**PROVIDED MATERIAL**
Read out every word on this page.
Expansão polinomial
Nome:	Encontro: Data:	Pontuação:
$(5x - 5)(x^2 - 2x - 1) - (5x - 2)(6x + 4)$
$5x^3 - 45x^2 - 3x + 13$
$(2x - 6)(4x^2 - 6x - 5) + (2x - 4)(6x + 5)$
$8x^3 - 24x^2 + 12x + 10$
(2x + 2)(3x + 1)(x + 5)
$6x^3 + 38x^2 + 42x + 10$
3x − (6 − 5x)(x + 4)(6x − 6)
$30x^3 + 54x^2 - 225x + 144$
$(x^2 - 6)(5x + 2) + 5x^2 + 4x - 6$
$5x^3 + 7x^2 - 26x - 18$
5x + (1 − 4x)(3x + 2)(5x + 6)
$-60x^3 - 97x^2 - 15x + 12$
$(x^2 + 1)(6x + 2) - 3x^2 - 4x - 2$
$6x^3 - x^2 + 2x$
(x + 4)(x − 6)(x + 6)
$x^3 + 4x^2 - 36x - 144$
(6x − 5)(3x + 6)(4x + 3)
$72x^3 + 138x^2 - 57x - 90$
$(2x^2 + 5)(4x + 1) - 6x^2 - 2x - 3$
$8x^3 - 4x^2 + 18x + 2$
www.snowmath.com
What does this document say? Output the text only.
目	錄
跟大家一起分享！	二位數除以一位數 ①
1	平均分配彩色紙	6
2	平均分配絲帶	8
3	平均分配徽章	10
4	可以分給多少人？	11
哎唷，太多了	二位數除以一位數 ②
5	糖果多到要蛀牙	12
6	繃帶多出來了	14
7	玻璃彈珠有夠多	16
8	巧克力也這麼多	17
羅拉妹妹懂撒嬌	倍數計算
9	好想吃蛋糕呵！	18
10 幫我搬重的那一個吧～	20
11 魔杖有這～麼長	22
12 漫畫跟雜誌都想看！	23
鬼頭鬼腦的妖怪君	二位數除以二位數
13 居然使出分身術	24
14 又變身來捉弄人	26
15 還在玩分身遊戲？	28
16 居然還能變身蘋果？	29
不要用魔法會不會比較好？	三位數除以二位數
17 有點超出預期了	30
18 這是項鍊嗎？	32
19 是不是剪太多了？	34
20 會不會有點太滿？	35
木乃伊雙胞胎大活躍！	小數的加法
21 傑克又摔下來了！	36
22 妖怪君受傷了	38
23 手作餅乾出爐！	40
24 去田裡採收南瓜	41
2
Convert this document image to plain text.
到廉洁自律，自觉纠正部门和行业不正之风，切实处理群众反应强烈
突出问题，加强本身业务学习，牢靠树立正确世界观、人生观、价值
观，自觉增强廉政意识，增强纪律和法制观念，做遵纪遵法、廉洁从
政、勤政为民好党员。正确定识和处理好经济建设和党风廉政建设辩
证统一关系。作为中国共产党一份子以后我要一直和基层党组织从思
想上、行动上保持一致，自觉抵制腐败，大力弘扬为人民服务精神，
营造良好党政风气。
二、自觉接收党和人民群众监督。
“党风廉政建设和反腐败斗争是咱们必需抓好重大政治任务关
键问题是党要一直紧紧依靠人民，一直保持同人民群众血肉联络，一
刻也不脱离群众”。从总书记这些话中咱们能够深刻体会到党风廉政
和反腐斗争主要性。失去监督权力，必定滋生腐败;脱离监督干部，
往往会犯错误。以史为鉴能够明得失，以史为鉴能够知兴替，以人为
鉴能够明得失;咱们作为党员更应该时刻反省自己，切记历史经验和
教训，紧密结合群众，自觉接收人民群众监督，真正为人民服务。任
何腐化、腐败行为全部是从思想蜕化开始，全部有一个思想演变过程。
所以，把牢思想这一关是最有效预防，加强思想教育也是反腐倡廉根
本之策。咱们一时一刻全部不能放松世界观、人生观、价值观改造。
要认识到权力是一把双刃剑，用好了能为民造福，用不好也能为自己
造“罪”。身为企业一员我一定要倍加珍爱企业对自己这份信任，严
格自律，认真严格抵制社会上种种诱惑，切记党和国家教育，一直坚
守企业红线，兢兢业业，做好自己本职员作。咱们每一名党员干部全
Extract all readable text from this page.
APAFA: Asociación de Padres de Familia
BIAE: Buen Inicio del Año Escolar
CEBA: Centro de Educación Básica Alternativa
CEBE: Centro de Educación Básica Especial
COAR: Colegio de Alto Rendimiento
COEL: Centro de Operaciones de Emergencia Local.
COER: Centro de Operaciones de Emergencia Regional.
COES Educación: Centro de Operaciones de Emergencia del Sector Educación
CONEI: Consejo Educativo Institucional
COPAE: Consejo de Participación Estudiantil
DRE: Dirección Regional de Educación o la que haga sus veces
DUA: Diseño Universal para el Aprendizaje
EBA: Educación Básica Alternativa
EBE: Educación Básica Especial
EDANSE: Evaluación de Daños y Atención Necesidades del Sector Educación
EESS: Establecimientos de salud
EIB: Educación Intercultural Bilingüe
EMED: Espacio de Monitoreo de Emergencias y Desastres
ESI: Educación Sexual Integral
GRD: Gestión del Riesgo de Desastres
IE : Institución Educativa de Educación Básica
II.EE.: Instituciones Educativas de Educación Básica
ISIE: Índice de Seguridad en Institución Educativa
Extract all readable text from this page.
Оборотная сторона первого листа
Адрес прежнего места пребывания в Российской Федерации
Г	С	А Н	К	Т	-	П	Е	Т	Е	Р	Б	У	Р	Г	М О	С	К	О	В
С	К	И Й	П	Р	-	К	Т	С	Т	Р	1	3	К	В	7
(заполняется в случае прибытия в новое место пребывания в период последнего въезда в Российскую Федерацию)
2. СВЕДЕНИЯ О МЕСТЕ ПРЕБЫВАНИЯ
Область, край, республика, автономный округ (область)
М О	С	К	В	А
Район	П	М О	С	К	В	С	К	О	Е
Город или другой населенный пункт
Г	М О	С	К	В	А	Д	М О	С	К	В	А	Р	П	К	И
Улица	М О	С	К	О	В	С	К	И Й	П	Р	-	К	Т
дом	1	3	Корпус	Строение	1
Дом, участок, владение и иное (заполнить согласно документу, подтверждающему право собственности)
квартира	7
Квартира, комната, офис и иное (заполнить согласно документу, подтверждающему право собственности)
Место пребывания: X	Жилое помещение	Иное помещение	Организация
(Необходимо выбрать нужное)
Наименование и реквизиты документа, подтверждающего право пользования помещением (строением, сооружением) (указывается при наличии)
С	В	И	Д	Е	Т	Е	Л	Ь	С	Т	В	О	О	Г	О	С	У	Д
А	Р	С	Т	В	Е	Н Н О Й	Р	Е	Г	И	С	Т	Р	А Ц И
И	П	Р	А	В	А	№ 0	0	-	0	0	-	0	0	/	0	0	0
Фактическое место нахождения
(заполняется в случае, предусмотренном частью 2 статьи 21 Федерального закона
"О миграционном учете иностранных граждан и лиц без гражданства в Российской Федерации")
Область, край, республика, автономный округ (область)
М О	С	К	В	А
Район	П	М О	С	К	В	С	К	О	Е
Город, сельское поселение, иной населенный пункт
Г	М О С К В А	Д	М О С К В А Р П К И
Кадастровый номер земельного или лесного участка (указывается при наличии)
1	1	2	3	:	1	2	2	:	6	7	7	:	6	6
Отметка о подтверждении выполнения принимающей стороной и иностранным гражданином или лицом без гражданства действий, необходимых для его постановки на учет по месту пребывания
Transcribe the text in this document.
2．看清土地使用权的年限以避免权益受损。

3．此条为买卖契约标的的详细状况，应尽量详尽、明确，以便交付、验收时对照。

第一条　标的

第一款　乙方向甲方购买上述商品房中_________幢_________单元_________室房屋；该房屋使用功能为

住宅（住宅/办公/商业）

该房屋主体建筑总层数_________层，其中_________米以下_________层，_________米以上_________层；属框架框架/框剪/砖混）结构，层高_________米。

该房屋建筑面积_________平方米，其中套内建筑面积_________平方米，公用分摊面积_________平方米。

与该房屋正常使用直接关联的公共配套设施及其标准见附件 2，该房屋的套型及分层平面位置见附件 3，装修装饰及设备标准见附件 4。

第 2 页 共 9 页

**PROBLEM TO WORK ON**
From the records above, how many lines include the word "Operaciones"? Only the number is wanted.

**WRITTEN ANSWER**
3